- **Aim**:
All the data should come back exactly as it was given.

--- Begin Records to process ---

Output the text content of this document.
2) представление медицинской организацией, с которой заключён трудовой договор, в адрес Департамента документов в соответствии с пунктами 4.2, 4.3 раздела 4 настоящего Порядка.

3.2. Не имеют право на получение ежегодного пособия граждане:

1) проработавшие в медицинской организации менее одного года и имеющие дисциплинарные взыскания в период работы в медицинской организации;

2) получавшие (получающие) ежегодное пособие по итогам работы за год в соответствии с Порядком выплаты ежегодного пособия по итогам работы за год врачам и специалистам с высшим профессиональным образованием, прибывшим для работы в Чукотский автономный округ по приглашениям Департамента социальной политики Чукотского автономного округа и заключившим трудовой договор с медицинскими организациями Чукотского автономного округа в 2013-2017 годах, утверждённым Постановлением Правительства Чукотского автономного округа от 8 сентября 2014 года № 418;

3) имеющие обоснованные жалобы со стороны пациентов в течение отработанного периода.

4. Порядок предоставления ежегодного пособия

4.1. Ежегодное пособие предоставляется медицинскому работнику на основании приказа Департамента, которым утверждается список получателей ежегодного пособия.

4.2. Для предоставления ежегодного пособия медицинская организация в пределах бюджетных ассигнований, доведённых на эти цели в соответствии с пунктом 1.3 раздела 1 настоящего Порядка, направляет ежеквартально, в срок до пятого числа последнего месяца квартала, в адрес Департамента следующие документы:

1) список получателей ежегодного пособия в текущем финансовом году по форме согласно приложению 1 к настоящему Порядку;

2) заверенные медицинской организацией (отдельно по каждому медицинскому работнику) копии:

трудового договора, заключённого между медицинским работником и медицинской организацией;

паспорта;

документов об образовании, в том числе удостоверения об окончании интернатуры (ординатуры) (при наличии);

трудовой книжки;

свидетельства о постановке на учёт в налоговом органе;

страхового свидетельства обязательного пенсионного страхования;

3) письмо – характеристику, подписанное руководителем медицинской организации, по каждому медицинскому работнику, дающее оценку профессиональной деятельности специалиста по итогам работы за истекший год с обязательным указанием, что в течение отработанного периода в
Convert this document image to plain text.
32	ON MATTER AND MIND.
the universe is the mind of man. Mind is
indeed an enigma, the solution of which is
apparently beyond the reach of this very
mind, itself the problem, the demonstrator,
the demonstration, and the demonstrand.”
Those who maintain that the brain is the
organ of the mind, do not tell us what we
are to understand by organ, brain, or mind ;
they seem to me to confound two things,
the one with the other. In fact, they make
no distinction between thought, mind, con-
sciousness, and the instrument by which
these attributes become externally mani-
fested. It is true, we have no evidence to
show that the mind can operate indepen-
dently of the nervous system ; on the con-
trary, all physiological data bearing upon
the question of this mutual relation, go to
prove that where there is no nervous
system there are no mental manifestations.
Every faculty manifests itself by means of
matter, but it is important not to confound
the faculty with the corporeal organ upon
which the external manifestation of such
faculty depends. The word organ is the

--- End Records to process ---

- **Solved exercise**:
Output the text content of this document.
2) представление медицинской организацией, с которой заключён трудовой договор, в адрес Департамента документов в соответствии с пунктами 4.2, 4.3 раздела 4 настоящего Порядка.

3.2. Не имеют право на получение ежегодного пособия граждане:

1) проработавшие в медицинской организации менее одного года и имеющие дисциплинарные взыскания в период работы в медицинской организации;

2) получавшие (получающие) ежегодное пособие по итогам работы за год в соответствии с Порядком выплаты ежегодного пособия по итогам работы за год врачам и специалистам с высшим профессиональным образованием, прибывшим для работы в Чукотский автономный округ по приглашениям Департамента социальной политики Чукотского автономного округа и заключившим трудовой договор с медицинскими организациями Чукотского автономного округа в 2013-2017 годах, утверждённым Постановлением Правительства Чукотского автономного округа от 8 сентября 2014 года № 418;

3) имеющие обоснованные жалобы со стороны пациентов в течение отработанного периода.

4. Порядок предоставления ежегодного пособия

4.1. Ежегодное пособие предоставляется медицинскому работнику на основании приказа Департамента, которым утверждается список получателей ежегодного пособия.

4.2. Для предоставления ежегодного пособия медицинская организация в пределах бюджетных ассигнований, доведённых на эти цели в соответствии с пунктом 1.3 раздела 1 настоящего Порядка, направляет ежеквартально, в срок до пятого числа последнего месяца квартала, в адрес Департамента следующие документы:

1) список получателей ежегодного пособия в текущем финансовом году по форме согласно приложению 1 к настоящему Порядку;

2) заверенные медицинской организацией (отдельно по каждому медицинскому работнику) копии:

трудового договора, заключённого между медицинским работником и медицинской организацией;

паспорта;

документов об образовании, в том числе удостоверения об окончании интернатуры (ординатуры) (при наличии);

трудовой книжки;

свидетельства о постановке на учёт в налоговом органе;

страхового свидетельства обязательного пенсионного страхования;

3) письмо – характеристику, подписанное руководителем медицинской организации, по каждому медицинскому работнику, дающее оценку профессиональной деятельности специалиста по итогам работы за истекший год с обязательным указанием, что в течение отработанного периода в
Convert this document image to plain text.
32	ON MATTER AND MIND.
the universe is the mind of man. Mind is
indeed an enigma, the solution of which is
apparently beyond the reach of this very
mind, itself the problem, the demonstrator,
the demonstration, and the demonstrand.”
Those who maintain that the brain is the
organ of the mind, do not tell us what we
are to understand by organ, brain, or mind ;
they seem to me to confound two things,
the one with the other. In fact, they make
no distinction between thought, mind, con-
sciousness, and the instrument by which
these attributes become externally mani-
fested. It is true, we have no evidence to
show that the mind can operate indepen-
dently of the nervous system ; on the con-
trary, all physiological data bearing upon
the question of this mutual relation, go to
prove that where there is no nervous
system there are no mental manifestations.
Every faculty manifests itself by means of
matter, but it is important not to confound
the faculty with the corporeal organ upon
which the external manifestation of such
faculty depends. The word organ is the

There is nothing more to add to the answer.